» CONSIGNE 1
D'après la source, dans quoi le discernement priant doit-il trouver son origine ?
» CONSIGNE 2
Extrayez de la source, sans rien modifier, le passage qui s'ouvre sur les mots contenant "Parle, Seigneur" et se ferme sur "rendons pas compte.".

» SOURCE
171. Même si le Seigneur
nous parle de manières variées, dans notre travail, à travers les autres et à
tout moment, il n’est pas possible de se passer du silence de la prière
attentive pour mieux percevoir ce langage, pour interpréter la signification
réelle des inspirations que nous croyons recevoir, pour apaiser les angoisses
et recomposer l’ensemble de l’existence personnelle à la lumière de Dieu. Nous
pouvons ainsi laisser naître cette nouvelle synthèse qui jaillit de la vie
illuminée par l’Esprit.
Parle, Seigneur
172. Cependant, il pourrait
arriver que dans la prière même nous évitions de nous laisser interpeller par
la liberté de l’Esprit qui agit comme il veut. Il faut rappeler que le
discernement priant doit trouver son origine dans la disponibilité à écouter le
Seigneur, les autres, la réalité même qui nous interpelle toujours de manière
nouvelle. Seul celui qui est disposé à écouter possède la liberté pour renoncer
à son propre point de vue partiel ou insuffisant, à ses habitudes, à ses
schémas. De la sorte, il est vraiment disponible pour accueillir un appel qui
brise ses sécurités mais qui le conduit à une vie meilleure, car il ne suffit
pas que tout aille bien, que tout soit tranquille. Dieu pourrait être en train
de nous offrir quelque chose de plus, et à cause de notre distraction dans la
commodité, nous ne nous en rendons pas compte.

» EXTRAIT DES DONNÉES
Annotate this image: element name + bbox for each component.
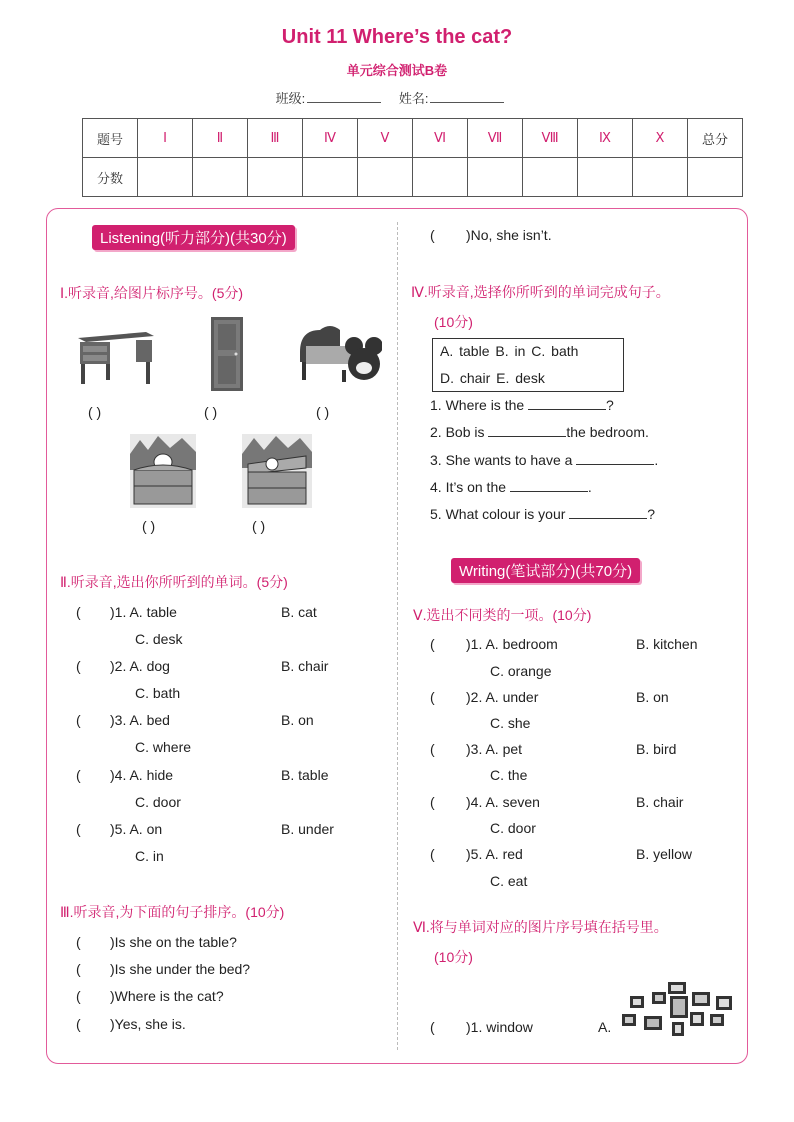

» RÉSULTAT FINAL 1
Dans la disponibilité à écouter le Seigneur, les autres et la réalité même qui nous interpelle toujours de manière nouvelle.

» RÉSULTAT FINAL 2
Parle, Seigneur
172. Cependant, il pourrait
arriver que dans la prière même nous évitions de nous laisser interpeller par
la liberté de l’Esprit qui agit comme il veut. Il faut rappeler que le
discernement priant doit trouver son origine dans la disponibilité à écouter le
Seigneur, les autres, la réalité même qui nous interpelle toujours de manière
nouvelle. Seul celui qui est disposé à écouter possède la liberté pour renoncer
à son propre point de vue partiel ou insuffisant, à ses habitudes, à ses
schémas. De la sorte, il est vraiment disponible pour accueillir un appel qui
brise ses sécurités mais qui le conduit à une vie meilleure, car il ne suffit
pas que tout aille bien, que tout soit tranquille. Dieu pourrait être en train
de nous offrir quelque chose de plus, et à cause de notre distraction dans la
commodité, nous ne nous en rendons pas compte.